:: PROBLEM ::
Check each line below for the word "this", and copy those that have it.

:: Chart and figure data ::
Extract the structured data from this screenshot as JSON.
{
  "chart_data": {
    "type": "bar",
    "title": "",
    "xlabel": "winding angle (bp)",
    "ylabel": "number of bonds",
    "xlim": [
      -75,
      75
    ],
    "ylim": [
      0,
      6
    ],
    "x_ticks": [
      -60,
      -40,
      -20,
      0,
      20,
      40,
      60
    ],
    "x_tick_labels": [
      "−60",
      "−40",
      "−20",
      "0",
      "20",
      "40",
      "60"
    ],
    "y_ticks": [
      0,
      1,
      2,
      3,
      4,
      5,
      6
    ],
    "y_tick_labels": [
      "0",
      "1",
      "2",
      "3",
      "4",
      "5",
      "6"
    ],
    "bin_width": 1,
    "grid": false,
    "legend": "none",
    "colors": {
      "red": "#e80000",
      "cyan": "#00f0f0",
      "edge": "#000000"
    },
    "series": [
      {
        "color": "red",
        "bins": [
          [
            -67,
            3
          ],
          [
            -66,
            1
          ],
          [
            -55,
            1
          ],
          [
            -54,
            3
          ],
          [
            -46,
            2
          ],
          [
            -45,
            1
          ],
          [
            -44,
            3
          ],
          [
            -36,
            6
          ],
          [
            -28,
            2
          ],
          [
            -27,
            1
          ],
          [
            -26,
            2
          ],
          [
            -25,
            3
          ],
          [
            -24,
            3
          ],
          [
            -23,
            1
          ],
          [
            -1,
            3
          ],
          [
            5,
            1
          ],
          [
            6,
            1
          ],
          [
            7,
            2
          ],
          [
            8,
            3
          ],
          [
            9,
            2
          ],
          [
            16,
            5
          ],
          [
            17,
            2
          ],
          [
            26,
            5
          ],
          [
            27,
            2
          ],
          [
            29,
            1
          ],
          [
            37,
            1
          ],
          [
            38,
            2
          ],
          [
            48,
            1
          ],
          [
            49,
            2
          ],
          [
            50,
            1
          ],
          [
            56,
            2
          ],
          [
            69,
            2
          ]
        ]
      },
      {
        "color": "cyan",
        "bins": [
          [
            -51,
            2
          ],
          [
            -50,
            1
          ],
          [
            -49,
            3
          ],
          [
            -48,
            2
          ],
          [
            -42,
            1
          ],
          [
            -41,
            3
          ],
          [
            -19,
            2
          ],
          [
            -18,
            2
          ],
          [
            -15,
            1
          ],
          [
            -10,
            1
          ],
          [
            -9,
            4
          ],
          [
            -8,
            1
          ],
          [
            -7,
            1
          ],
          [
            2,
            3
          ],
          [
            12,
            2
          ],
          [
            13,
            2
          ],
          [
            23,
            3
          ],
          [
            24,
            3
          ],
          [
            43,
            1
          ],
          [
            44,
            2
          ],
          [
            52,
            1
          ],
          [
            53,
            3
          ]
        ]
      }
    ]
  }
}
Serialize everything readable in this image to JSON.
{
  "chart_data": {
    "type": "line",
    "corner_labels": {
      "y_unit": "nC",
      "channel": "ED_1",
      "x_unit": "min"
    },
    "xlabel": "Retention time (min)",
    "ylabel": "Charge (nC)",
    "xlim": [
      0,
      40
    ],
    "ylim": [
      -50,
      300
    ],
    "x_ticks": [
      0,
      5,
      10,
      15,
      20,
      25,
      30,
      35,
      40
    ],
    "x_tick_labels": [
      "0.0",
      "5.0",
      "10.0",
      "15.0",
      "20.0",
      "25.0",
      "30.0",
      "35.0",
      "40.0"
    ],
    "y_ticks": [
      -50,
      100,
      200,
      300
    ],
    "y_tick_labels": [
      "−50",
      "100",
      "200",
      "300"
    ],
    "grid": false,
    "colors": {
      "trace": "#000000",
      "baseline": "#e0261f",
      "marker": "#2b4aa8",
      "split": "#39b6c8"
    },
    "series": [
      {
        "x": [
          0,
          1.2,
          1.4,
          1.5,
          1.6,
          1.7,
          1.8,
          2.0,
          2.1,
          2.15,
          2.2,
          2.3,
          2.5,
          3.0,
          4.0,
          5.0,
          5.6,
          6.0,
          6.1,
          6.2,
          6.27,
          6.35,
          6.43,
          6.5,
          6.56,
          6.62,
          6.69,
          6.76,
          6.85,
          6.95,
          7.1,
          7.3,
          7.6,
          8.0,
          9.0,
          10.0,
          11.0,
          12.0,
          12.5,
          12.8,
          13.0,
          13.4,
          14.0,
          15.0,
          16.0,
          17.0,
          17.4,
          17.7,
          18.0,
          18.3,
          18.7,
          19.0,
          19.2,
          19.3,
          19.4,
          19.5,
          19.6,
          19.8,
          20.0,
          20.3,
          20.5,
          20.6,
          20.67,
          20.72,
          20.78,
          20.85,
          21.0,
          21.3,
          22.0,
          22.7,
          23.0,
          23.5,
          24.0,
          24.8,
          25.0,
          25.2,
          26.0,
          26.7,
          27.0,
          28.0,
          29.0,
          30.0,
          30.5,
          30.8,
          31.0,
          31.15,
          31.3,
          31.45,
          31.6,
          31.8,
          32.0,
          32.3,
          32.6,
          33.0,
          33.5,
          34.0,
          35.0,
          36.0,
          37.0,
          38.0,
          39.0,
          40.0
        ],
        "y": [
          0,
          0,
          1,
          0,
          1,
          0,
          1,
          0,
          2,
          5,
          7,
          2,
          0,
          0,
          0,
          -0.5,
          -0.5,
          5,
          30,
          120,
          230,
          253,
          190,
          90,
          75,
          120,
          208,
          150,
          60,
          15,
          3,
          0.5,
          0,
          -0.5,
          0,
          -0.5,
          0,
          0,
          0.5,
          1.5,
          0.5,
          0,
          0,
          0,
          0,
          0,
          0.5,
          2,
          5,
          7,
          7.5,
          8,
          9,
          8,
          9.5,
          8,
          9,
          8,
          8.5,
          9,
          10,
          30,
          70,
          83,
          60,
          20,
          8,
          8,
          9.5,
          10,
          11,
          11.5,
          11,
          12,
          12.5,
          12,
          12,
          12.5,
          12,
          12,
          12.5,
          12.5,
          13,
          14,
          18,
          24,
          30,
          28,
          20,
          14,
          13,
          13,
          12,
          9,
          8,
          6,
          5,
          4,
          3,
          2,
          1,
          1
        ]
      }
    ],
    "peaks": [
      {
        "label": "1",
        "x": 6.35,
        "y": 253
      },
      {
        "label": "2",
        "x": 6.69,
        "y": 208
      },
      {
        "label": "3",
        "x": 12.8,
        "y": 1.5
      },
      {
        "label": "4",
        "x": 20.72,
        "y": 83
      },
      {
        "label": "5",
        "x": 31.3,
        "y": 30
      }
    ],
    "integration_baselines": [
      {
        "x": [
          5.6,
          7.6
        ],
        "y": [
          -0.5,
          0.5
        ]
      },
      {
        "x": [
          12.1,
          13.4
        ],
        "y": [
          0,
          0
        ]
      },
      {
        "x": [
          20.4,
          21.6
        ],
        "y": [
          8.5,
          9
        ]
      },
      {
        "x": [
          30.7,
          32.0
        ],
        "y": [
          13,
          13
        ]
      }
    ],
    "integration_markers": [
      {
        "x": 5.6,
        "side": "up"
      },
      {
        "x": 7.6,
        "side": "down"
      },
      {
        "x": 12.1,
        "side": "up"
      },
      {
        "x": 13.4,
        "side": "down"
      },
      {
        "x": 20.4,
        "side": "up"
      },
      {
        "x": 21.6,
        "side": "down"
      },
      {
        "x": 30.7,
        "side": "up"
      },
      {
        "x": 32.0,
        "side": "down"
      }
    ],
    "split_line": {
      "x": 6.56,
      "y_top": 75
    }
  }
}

:: SOLVED EXERCISE ::
Extract the structured data from this screenshot as JSON.
Serialize everything readable in this image to JSON.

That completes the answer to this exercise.